§ **Requirements**:
Search the listing for "Count" and copy every line where it appears.

§ **Supplied records**:

################

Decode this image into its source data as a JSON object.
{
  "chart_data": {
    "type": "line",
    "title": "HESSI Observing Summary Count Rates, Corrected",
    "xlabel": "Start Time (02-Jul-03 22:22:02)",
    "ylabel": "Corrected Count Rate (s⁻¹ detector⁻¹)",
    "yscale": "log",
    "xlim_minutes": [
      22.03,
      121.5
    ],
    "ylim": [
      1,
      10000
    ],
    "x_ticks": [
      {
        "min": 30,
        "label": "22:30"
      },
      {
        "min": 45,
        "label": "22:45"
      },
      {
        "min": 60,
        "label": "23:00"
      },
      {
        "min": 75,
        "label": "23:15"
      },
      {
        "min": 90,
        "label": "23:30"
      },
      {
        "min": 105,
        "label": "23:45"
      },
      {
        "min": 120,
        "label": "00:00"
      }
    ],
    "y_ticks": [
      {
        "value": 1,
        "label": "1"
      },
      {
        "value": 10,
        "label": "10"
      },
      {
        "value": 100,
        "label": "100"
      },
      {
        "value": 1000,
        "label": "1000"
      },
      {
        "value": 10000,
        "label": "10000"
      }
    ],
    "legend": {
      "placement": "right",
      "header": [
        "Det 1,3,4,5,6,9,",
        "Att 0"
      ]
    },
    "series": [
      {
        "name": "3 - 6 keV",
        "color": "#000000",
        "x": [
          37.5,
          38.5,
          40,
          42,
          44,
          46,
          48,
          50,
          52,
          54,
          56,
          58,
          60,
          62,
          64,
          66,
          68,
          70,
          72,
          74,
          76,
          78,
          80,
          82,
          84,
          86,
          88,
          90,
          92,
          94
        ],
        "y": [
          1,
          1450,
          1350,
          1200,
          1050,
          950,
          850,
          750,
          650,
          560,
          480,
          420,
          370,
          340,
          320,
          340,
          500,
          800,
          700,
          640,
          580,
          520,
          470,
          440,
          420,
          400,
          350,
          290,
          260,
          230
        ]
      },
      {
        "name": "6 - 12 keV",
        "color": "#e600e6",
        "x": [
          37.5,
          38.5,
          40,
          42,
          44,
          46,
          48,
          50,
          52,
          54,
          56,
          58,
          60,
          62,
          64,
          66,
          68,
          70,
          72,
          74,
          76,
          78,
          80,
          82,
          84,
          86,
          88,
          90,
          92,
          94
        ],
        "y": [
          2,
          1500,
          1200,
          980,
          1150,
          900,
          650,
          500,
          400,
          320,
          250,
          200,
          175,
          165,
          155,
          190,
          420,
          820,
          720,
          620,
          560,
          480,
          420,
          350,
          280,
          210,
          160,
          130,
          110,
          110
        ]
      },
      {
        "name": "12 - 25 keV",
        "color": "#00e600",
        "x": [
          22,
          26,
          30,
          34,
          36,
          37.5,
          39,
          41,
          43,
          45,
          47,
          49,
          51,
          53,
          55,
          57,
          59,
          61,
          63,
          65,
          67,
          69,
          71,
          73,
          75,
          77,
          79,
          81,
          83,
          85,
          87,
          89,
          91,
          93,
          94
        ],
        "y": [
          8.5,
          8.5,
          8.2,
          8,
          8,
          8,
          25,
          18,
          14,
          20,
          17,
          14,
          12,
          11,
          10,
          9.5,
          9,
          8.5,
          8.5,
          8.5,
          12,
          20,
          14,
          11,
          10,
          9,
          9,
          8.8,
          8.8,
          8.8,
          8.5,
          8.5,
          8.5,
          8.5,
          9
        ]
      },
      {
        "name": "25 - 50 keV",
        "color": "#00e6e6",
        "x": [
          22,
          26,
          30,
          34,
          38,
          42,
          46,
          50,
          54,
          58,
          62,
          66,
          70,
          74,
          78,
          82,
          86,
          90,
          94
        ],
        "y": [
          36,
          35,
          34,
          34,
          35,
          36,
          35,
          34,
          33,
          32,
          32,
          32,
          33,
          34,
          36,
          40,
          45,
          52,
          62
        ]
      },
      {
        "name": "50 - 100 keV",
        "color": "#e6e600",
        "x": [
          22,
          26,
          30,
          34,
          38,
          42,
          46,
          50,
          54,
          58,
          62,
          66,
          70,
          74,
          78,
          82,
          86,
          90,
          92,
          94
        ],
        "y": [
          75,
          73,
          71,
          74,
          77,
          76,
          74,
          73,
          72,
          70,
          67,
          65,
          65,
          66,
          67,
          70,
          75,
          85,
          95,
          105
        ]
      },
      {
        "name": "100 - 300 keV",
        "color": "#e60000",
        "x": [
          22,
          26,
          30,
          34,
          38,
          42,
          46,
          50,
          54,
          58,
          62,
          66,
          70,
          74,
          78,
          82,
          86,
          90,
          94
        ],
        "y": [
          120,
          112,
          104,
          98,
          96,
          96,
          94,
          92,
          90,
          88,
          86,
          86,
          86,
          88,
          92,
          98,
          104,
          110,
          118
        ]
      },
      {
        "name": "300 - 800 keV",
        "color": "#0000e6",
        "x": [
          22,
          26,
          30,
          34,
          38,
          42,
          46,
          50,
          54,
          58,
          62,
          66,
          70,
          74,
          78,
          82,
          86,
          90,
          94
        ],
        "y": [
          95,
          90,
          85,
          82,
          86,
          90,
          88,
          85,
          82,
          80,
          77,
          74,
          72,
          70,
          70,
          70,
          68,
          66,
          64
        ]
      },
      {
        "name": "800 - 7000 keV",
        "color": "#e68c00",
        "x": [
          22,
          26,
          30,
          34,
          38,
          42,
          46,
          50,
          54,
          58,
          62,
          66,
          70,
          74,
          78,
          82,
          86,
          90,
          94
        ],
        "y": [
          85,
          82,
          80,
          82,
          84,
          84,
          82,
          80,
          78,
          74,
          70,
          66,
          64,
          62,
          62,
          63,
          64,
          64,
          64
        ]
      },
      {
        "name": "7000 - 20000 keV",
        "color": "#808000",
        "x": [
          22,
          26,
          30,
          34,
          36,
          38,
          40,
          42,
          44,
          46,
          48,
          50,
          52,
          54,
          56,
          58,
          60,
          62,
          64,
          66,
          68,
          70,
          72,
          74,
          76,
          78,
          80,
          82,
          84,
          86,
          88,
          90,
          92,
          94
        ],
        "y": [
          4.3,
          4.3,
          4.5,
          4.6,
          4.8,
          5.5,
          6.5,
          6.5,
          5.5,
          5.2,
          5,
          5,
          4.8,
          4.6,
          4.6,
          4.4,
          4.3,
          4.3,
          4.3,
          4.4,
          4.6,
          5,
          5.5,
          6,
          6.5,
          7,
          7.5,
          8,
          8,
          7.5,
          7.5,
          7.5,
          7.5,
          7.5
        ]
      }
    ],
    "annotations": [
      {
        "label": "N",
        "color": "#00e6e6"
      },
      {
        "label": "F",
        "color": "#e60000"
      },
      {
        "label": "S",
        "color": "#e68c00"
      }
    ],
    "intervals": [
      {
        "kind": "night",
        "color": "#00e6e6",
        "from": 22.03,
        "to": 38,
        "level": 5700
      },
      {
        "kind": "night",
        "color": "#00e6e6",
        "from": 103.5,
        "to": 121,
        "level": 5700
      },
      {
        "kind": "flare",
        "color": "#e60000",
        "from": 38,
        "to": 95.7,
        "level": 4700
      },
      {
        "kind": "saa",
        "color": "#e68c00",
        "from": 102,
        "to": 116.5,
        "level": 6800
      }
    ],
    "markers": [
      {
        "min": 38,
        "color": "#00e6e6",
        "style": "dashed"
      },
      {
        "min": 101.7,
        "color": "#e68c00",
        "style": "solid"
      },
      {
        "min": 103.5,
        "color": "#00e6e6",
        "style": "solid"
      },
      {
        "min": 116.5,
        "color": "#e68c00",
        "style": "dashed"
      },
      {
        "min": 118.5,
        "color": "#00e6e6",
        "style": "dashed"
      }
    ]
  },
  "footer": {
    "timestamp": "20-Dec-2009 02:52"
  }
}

################

§ **Solution to the problem**:
    "title": "HESSI Observing Summary Count Rates, Corrected",
    "ylabel": "Corrected Count Rate (s⁻¹ detector⁻¹)",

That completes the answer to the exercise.